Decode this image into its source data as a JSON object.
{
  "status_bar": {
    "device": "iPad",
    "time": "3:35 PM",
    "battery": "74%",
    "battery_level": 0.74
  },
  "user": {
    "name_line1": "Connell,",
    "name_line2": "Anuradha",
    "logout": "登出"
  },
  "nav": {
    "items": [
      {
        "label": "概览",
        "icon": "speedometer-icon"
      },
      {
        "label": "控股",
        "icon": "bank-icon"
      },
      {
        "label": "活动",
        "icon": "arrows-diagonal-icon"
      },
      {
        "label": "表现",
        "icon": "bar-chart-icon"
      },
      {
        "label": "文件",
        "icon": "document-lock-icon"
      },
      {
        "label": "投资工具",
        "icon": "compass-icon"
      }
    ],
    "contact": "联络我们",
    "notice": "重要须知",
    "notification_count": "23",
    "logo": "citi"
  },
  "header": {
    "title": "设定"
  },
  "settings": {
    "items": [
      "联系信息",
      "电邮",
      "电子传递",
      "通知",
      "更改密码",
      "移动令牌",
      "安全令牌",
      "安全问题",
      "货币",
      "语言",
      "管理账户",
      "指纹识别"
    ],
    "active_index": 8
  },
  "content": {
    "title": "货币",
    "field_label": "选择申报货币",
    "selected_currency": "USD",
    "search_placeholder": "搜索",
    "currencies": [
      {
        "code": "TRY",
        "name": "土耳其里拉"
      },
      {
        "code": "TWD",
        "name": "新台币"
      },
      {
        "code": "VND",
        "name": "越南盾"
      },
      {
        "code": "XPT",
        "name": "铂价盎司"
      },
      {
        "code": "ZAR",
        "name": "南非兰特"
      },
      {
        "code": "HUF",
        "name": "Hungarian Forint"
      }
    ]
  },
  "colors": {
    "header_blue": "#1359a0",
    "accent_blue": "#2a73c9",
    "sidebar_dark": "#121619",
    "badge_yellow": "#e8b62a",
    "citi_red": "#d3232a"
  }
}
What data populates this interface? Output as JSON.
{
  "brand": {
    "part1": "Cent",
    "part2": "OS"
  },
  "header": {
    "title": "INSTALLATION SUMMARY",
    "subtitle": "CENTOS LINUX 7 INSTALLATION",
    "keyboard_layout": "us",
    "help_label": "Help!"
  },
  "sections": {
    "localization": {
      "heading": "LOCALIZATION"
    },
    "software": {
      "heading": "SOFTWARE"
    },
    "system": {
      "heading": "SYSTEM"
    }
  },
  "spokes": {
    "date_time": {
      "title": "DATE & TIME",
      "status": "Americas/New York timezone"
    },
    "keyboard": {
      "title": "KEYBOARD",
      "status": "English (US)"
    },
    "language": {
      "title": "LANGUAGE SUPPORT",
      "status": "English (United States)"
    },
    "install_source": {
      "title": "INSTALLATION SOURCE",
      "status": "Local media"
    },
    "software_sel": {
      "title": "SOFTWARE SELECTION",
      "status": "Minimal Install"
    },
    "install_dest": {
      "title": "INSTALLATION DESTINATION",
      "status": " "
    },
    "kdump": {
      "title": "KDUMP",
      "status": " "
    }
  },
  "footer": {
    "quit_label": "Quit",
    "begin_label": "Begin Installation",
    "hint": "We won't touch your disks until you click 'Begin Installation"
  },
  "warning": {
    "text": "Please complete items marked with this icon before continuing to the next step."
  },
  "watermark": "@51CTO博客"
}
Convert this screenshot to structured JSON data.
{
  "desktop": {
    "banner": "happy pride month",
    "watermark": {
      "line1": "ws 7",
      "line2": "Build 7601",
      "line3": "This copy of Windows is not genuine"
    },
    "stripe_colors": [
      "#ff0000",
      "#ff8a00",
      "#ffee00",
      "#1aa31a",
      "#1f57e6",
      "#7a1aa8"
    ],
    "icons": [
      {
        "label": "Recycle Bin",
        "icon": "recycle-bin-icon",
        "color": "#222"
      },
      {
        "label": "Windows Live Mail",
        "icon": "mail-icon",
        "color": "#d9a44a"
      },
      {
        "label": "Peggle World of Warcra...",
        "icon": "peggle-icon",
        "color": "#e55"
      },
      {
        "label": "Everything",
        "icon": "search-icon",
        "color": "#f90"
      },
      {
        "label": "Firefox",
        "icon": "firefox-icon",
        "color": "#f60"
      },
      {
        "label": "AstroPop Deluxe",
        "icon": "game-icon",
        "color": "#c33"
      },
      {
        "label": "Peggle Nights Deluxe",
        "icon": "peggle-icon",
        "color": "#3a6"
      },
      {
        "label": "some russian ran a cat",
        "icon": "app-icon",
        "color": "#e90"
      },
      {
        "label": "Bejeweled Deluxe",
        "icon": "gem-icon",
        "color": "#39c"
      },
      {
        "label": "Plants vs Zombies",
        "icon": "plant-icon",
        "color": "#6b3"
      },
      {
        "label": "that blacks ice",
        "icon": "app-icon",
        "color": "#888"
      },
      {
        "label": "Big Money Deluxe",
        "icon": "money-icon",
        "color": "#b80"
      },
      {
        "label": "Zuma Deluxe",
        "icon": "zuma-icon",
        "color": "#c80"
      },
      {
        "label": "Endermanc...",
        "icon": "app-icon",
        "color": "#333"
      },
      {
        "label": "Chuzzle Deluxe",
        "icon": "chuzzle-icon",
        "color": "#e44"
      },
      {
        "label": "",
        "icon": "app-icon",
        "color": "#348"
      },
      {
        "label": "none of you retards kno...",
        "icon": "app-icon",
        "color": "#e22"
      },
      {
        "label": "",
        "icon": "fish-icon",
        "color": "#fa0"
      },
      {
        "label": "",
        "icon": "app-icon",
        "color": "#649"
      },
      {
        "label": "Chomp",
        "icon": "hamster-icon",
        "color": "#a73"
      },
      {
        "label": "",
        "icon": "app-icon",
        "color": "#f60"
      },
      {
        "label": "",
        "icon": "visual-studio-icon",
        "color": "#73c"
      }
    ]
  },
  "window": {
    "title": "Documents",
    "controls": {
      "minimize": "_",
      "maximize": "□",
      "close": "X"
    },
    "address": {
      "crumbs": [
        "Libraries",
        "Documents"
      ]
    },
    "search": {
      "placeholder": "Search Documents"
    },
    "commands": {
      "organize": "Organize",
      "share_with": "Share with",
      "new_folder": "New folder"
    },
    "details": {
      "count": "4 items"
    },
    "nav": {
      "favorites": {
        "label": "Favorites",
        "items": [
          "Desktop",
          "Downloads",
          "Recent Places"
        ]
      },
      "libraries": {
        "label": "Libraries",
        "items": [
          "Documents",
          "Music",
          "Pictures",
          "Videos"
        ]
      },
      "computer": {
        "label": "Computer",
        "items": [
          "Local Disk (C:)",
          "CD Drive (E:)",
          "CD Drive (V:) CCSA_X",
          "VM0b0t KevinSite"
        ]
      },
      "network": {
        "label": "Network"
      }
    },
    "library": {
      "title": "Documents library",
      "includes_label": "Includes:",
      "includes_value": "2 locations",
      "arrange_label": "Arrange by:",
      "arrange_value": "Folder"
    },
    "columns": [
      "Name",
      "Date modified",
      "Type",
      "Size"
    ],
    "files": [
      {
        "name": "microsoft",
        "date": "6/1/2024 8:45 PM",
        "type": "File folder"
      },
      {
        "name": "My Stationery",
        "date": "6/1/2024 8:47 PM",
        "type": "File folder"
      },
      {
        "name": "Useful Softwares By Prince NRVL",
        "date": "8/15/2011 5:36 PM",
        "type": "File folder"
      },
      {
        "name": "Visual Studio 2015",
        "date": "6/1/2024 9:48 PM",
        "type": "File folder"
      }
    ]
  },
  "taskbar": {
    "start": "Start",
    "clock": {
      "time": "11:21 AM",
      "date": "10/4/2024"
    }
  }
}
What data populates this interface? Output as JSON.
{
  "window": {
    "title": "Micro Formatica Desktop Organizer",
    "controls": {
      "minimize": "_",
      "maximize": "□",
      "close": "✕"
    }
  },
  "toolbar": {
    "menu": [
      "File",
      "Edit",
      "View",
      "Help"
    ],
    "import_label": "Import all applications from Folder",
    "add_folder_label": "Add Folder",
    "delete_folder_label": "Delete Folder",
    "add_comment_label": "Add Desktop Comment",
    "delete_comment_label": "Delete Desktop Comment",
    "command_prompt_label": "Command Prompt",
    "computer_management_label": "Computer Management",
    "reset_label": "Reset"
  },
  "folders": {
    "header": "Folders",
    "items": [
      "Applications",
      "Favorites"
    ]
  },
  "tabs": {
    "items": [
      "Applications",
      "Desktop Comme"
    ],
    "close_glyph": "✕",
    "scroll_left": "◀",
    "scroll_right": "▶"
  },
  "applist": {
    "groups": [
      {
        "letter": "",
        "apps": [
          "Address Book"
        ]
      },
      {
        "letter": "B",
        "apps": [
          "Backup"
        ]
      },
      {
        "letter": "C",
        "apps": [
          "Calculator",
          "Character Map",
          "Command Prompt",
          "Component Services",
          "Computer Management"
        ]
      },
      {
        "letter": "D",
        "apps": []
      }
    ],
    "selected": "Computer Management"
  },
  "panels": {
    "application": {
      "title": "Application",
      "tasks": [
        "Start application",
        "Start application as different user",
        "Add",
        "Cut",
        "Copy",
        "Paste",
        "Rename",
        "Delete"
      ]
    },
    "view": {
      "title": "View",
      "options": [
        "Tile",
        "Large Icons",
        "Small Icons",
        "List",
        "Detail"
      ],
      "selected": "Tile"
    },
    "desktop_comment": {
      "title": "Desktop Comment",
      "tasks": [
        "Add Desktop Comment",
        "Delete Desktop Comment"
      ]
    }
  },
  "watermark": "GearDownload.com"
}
◇ ◇ ◇ ◇
Look through the listing above. Pick out each line with "Begin" and copy it.

Answer below
    "begin_label": "Begin Installation",
    "hint": "We won't touch your disks until you click 'Begin Installation"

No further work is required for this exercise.